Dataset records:

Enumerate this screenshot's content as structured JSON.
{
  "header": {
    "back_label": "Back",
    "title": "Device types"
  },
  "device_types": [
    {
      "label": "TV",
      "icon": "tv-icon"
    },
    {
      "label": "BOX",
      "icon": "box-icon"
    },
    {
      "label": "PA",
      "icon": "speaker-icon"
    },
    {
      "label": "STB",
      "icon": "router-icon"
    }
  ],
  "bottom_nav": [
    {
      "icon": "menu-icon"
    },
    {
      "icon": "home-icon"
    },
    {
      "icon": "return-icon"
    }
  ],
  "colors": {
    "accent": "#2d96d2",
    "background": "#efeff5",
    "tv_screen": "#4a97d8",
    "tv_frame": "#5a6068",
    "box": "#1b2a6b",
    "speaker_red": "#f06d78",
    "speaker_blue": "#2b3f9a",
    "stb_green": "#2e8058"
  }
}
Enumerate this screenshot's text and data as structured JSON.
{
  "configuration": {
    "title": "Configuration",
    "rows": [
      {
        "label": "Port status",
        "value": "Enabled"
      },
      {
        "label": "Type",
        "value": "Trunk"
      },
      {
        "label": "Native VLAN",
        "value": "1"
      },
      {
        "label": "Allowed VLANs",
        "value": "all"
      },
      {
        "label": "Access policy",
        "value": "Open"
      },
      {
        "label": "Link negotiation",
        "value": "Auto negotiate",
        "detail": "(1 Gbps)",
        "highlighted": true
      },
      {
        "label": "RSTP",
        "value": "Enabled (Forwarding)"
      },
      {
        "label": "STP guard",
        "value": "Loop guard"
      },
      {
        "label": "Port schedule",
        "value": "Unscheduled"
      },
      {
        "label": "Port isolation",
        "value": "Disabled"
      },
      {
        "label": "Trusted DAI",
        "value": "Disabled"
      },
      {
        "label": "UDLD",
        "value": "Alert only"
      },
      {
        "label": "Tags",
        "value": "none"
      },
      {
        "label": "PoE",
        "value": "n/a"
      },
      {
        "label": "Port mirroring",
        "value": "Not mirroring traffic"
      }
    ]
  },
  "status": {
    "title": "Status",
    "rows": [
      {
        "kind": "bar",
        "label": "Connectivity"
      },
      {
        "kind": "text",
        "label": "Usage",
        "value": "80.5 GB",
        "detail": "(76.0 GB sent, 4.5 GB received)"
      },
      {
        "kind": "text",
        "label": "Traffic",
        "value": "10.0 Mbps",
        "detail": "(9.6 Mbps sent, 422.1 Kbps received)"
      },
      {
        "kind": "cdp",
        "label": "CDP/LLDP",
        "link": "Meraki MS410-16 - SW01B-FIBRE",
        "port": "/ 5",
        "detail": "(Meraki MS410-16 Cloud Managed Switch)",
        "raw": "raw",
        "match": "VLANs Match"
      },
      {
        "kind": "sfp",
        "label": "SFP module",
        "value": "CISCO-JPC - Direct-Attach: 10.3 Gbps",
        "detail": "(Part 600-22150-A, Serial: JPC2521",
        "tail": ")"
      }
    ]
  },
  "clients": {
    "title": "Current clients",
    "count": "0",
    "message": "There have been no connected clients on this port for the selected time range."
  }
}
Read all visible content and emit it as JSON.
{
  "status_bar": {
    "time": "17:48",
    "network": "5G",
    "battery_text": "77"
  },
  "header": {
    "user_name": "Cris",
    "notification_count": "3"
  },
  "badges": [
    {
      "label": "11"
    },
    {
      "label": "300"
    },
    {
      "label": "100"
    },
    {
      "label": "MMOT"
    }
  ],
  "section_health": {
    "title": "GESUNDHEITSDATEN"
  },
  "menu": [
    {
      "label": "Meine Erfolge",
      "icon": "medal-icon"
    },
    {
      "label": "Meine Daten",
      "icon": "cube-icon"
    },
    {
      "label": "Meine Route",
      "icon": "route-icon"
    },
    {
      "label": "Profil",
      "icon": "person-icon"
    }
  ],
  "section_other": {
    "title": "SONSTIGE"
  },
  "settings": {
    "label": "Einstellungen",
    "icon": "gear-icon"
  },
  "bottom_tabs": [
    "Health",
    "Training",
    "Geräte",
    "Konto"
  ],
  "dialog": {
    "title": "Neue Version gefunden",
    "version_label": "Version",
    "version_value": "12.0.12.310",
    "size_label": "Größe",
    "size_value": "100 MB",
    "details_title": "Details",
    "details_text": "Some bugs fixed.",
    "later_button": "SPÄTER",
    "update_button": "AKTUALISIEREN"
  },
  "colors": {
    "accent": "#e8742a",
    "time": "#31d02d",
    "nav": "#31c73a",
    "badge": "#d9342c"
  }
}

- Objective: Extract every line containing the string "icon" from the data above.

- Solution to this exercise:
      "icon": "tv-icon"
      "icon": "box-icon"
      "icon": "speaker-icon"
      "icon": "router-icon"
      "icon": "menu-icon"
      "icon": "home-icon"
      "icon": "return-icon"
      "icon": "medal-icon"
      "icon": "cube-icon"
      "icon": "route-icon"
      "icon": "person-icon"
    "icon": "gear-icon"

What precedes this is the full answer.